### Provided records
%%
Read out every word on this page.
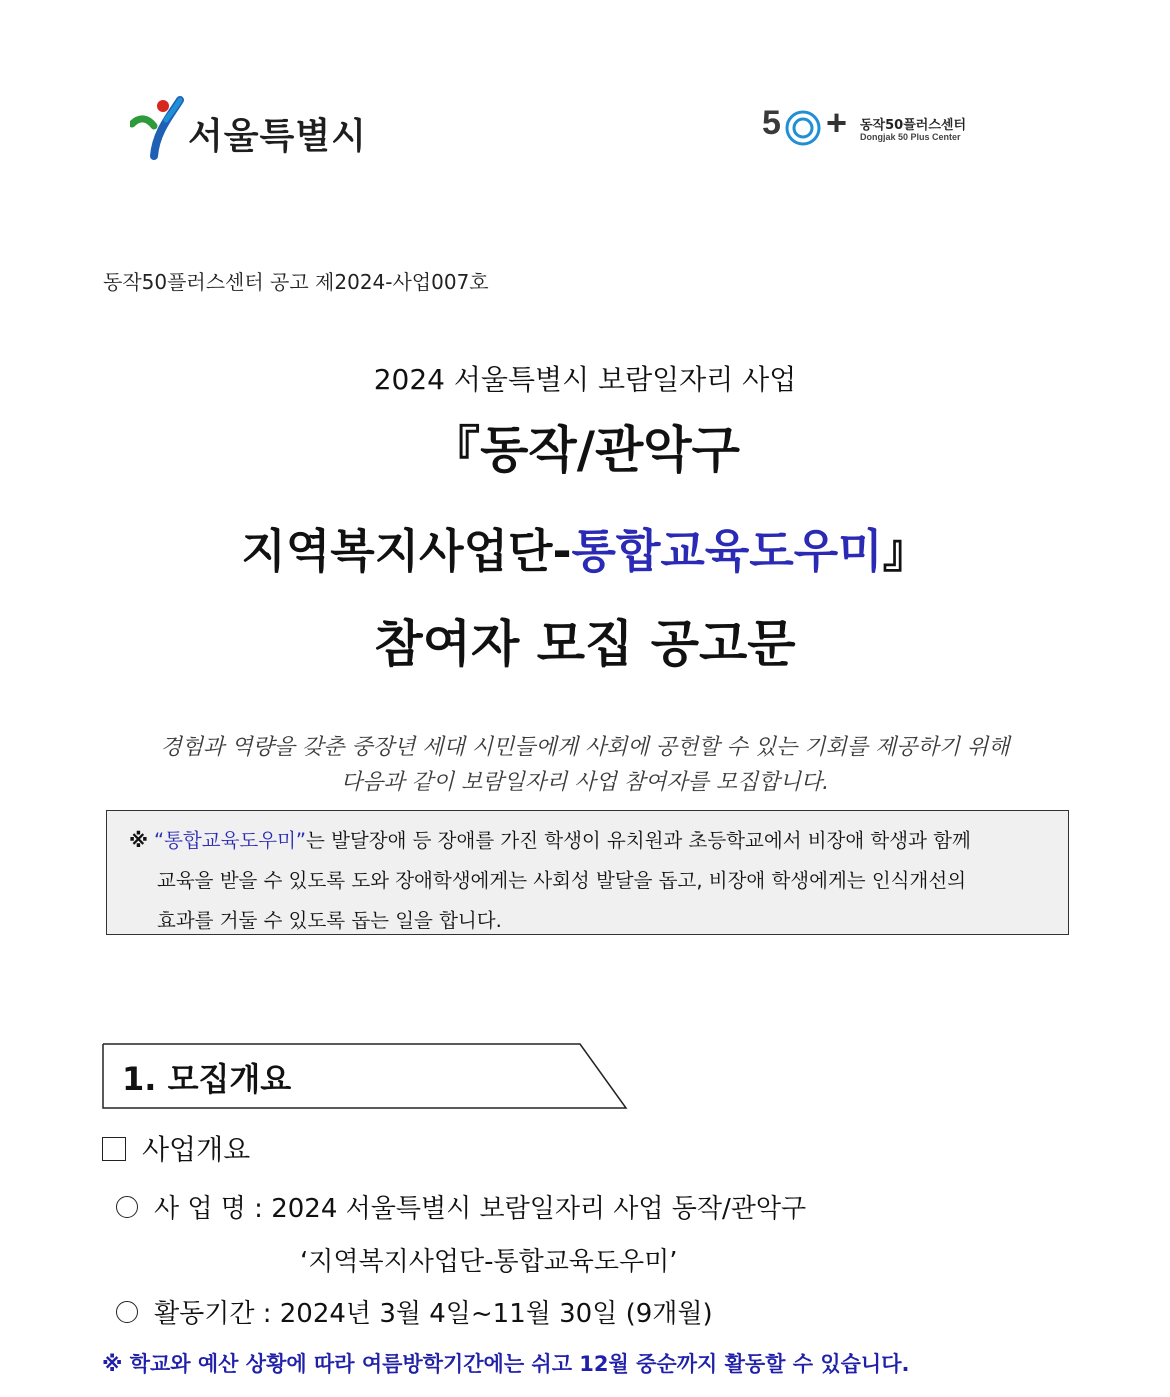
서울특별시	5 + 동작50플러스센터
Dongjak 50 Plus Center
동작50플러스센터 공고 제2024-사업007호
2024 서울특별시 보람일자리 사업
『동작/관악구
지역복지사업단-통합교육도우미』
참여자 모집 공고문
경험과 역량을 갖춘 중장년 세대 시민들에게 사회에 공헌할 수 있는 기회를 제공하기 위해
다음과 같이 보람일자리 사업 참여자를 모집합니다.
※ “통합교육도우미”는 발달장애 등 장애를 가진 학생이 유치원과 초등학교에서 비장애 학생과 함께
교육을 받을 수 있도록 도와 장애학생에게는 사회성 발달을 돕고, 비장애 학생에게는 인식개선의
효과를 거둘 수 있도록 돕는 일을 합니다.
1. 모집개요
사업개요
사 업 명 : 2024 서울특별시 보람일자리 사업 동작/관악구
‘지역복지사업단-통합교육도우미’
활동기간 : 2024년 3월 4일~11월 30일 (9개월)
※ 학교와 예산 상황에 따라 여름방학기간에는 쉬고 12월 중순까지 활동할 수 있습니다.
%%
### Given task
Without the pictures, repeat all the records word for word.

### Solution to this exercise
Read out every word on this page.
서울특별시	5 + 동작50플러스센터
Dongjak 50 Plus Center
동작50플러스센터 공고 제2024-사업007호
2024 서울특별시 보람일자리 사업
『동작/관악구
지역복지사업단-통합교육도우미』
참여자 모집 공고문
경험과 역량을 갖춘 중장년 세대 시민들에게 사회에 공헌할 수 있는 기회를 제공하기 위해
다음과 같이 보람일자리 사업 참여자를 모집합니다.
※ “통합교육도우미”는 발달장애 등 장애를 가진 학생이 유치원과 초등학교에서 비장애 학생과 함께
교육을 받을 수 있도록 도와 장애학생에게는 사회성 발달을 돕고, 비장애 학생에게는 인식개선의
효과를 거둘 수 있도록 돕는 일을 합니다.
1. 모집개요
사업개요
사 업 명 : 2024 서울특별시 보람일자리 사업 동작/관악구
‘지역복지사업단-통합교육도우미’
활동기간 : 2024년 3월 4일~11월 30일 (9개월)
※ 학교와 예산 상황에 따라 여름방학기간에는 쉬고 12월 중순까지 활동할 수 있습니다.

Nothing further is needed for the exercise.